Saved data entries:

──────────

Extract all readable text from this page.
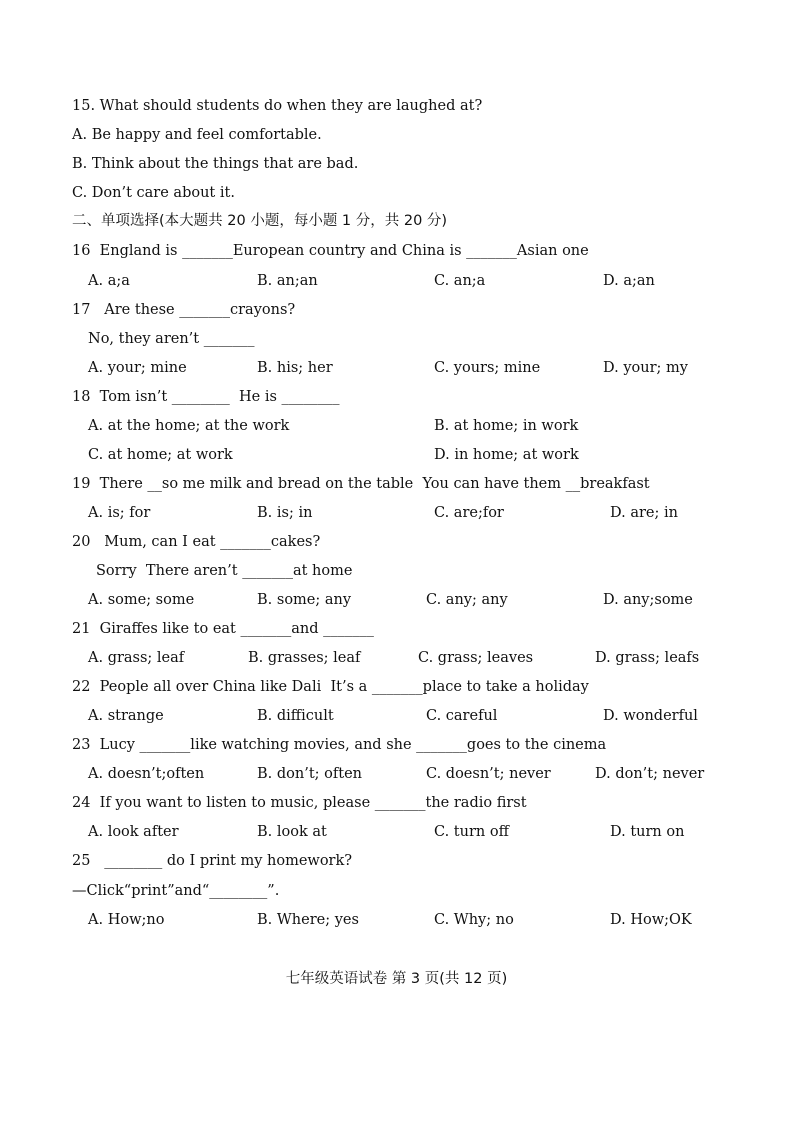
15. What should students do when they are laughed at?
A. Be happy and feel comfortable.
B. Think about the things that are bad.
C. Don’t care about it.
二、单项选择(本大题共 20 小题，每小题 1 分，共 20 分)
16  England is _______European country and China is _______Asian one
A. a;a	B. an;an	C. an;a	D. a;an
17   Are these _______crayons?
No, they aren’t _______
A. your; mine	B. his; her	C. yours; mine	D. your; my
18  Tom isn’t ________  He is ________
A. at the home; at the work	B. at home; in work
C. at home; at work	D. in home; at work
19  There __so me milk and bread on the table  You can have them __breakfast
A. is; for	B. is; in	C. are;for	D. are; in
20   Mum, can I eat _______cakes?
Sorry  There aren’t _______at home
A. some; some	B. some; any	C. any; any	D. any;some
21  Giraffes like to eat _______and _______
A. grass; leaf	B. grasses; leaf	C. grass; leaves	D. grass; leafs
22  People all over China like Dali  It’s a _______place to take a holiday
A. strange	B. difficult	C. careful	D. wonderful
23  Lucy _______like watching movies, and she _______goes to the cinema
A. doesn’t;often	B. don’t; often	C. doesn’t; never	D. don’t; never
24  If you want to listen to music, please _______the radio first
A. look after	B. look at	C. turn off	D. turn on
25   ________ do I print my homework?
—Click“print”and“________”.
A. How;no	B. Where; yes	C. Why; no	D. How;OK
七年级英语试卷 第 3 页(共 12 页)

──────────

What the task asks:
Find the number of lines in which the word "they" occurs, and write nothing but that number.

Reply to the task:
2